*** Given text Section Begins ***

Respect is earned, however respect for the elders that you are looking to teach you, there should be no doubt.

Gwion
November 15th, 2002, 10:09 PM
>a beach bum who comes to live at our house every now and again. He is one of the most intelligent people I know, and this is compared to teachers, scientists, authors, librarians, the works. And yet he does not do anything for a living, and owns no more than one bag that is about half full.<

I think the point being made here is that this man lives a very unconventional lifestyle that many parents take exception with; but qidrogreevat recognizes sees through his appearance and finds wisdom. Odin is famous for appearing as a wandering beggar, testing

I believe in reincarnation, so I know that some souls are quite ancient, and when they are born, they bring that wisdom with them. It is a special milestone in the evolution of a soul when the memory of past lives is not lost, but retained in full consciousness. On the other hand, souls that are, uh, "newly human"...dont' always fare well the first time around they are required to act human, and they may not become wiser with experience. If I had respected my elders without question, I might now be a Southern Baptist (shudder). Sometimes it is necesary for youth to rebel against ideas and choices that their parents hold dear, but which their children know to be wrong; otherwise I might now be an alcoholic smoker (double shudder), or worse, a Republican.

Tammy Sullivan
November 15th, 2002, 10:24 PM
*sigh*
I think you are missing my point, Gwion. I am saying that elder pagans whom you are looking to teach you , should be shown respect yes, blind faith, no.

I am confused as to when and how parents ever came into this.

Old souls are still born needing diapers, I just want to point that out.;)

earthcat
November 15th, 2002, 11:10 PM
Originally posted by Greta
....What I am saying is regardless of the fact that you may make the same decision as an adult, you still will not see it the same way. There simply is not a substitute for life experience. As I said, do you not feel that you grow more each year? Now in no way do I mean this in a derogatory manner, and there are some extremely smart kids out there, but they can no more experience life as a 50 year old as they could someone of another race. How you look at things changes with time......

I'm backing this statement 100%. At the age of 43, I can look back on my life so far, see the choices I've made along the way, and realize that some were very bad, and some were darn good ones. I can say I'm proud of those good decisions, and I can say I've learned from the bad ones. But, as Greta said, the majority of those decisions would have been made for different reasons, or ended up being different decisions altogether, if I had the knowledge and experiences that I have at this time in my life.

As I said before, yes, you younger Pagans often seem to be 'disrespected'. But the disrespect you feel towards you is often not what you think it is. I admire & respect you all for finding your paths, and for the knowledge you are working hard to acquire. I admire & respect your power and self-confidence. And I wish you success in your endeavors. But you cannot discount experience, and I know that for a fact because, simply put, I learned it from experience.

BloodCrow
November 15th, 2002, 11:35 PM
I can understand somewhat on both sides. Maturity in some cases may come with age , but not in all cases. I think though that when teens want to practice the craft , and cant find a coven that will alow them to join because of age , they are quite discouraged . I think covens should start more teen outreach groups.

*** Given text Section Ends ***
*** Data listing Section Begins ***

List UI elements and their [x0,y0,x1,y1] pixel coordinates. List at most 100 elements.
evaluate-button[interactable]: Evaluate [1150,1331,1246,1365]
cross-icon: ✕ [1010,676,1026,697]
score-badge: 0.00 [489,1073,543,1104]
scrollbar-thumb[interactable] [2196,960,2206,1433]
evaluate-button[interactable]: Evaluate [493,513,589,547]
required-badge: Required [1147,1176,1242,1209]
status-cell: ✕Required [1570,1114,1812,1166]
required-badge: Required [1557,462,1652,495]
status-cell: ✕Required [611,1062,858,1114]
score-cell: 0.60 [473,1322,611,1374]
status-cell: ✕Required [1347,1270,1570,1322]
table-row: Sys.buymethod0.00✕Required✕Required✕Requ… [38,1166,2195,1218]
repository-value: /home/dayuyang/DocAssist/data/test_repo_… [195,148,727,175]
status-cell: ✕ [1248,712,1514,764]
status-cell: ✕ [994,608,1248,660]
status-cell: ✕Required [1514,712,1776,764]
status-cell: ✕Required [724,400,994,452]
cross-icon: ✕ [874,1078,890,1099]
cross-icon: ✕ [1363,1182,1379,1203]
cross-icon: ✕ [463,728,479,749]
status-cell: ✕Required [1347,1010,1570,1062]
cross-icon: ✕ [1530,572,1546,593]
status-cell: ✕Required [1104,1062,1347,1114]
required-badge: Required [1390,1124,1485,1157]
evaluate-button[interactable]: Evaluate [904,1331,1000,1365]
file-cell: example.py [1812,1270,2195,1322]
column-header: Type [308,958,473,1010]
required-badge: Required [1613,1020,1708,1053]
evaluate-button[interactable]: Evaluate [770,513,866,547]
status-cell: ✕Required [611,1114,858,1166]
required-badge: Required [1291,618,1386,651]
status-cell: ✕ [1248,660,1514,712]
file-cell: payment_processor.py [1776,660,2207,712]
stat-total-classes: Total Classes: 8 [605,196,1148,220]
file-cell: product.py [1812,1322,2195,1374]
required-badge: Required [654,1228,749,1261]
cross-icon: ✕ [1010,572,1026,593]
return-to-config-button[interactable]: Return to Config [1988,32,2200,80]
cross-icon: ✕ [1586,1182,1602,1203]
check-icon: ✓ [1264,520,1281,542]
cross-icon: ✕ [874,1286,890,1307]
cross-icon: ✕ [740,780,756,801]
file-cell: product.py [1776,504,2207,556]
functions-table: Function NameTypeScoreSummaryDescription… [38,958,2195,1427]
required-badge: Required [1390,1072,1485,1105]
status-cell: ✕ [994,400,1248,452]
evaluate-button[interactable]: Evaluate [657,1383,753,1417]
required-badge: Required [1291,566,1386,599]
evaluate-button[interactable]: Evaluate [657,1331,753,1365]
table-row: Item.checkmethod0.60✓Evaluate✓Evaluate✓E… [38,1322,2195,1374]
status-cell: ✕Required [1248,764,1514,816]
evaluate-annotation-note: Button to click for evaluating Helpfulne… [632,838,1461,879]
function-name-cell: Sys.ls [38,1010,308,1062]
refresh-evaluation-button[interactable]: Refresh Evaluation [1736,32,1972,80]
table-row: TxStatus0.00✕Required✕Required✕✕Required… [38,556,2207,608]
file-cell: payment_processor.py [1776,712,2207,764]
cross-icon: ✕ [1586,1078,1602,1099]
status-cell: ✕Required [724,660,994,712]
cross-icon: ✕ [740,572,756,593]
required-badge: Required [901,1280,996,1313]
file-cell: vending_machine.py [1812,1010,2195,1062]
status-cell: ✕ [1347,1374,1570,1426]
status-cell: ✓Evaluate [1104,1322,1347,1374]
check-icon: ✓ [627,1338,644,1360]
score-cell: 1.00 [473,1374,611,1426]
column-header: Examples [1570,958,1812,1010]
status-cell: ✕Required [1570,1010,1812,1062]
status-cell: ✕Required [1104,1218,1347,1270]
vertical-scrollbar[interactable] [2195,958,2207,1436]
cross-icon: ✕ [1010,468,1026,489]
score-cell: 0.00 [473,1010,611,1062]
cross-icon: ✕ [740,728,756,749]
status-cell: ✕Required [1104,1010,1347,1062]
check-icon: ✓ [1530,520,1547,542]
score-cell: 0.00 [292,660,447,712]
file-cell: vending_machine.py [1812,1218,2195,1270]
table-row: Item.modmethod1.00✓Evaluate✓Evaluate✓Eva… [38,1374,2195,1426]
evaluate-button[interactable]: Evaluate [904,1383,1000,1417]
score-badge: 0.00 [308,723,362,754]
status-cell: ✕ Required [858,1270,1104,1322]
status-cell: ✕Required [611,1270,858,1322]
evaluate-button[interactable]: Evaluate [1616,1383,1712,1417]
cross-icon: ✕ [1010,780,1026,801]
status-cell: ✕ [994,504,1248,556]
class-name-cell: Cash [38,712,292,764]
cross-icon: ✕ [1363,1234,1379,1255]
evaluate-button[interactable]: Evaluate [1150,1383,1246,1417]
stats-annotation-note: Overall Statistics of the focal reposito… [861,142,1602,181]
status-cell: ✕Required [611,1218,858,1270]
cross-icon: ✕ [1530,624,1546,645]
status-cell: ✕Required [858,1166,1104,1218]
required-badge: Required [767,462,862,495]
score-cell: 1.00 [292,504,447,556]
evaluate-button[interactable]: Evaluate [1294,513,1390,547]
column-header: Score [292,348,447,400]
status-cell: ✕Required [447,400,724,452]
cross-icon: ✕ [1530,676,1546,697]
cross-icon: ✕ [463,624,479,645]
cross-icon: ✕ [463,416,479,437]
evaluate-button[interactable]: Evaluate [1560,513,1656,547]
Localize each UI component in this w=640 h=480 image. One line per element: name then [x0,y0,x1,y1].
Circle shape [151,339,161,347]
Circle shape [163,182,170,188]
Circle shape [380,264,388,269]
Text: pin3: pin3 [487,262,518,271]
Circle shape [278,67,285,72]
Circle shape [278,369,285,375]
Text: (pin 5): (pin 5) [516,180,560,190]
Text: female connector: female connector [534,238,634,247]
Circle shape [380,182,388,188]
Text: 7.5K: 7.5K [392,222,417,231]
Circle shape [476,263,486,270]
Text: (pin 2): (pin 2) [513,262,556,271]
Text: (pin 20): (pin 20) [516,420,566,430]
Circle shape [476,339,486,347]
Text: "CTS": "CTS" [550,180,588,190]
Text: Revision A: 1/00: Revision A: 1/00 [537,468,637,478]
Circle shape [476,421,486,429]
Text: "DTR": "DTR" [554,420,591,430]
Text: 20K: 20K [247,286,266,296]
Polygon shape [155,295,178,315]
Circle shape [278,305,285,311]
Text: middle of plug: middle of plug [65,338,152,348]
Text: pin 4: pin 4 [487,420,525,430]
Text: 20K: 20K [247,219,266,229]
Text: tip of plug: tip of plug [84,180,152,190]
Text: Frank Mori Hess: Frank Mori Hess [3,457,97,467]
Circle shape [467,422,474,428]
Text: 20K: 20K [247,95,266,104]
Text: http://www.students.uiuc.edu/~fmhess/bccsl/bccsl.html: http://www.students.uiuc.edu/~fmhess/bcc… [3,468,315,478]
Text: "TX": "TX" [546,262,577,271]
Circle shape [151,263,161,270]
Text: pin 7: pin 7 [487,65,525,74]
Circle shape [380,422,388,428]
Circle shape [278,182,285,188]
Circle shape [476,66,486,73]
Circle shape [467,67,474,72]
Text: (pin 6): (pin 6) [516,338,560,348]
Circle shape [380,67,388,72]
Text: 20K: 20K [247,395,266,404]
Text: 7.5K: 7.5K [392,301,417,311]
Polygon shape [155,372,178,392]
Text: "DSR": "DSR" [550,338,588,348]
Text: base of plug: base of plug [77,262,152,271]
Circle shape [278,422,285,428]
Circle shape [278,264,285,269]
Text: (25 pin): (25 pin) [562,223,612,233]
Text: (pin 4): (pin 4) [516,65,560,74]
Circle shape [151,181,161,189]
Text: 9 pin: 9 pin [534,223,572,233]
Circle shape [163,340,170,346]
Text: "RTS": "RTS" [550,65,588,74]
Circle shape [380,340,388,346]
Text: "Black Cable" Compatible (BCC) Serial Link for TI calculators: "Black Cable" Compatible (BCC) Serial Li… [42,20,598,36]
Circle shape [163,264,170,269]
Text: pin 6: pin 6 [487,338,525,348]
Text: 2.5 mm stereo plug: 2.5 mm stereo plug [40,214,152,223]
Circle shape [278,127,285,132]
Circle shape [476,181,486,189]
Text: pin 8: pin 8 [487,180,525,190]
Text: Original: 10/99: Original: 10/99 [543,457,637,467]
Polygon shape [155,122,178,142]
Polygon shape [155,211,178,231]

*** Data listing Section Ends ***

• _Actions to take_:
1. From the forum thread on respecting elders, copy word for word the part that opens with the words containing "I believe in" and closes with "worse, a Republican.".
2. Answer these questions using the forum thread on respecting elders:
(a) What age does earthcat give?
(b) What does BloodCrow think covens should start more of?
(c) According to Tammy Sullivan, what are old souls still born needing?

• _Solutions to the exercise_:
1.
I believe in reincarnation, so I know that some souls are quite ancient, and when they are born, they bring that wisdom with them. It is a special milestone in the evolution of a soul when the memory of past lives is not lost, but retained in full consciousness. On the other hand, souls that are, uh, "newly human"...dont' always fare well the first time around they are required to act human, and they may not become wiser with experience. If I had respected my elders without question, I might now be a Southern Baptist (shudder). Sometimes it is necesary for youth to rebel against ideas and choices that their parents hold dear, but which their children know to be wrong; otherwise I might now be an alcoholic smoker (double shudder), or worse, a Republican.

2.
(a) 43
(b) Teen outreach groups
(c) Diapers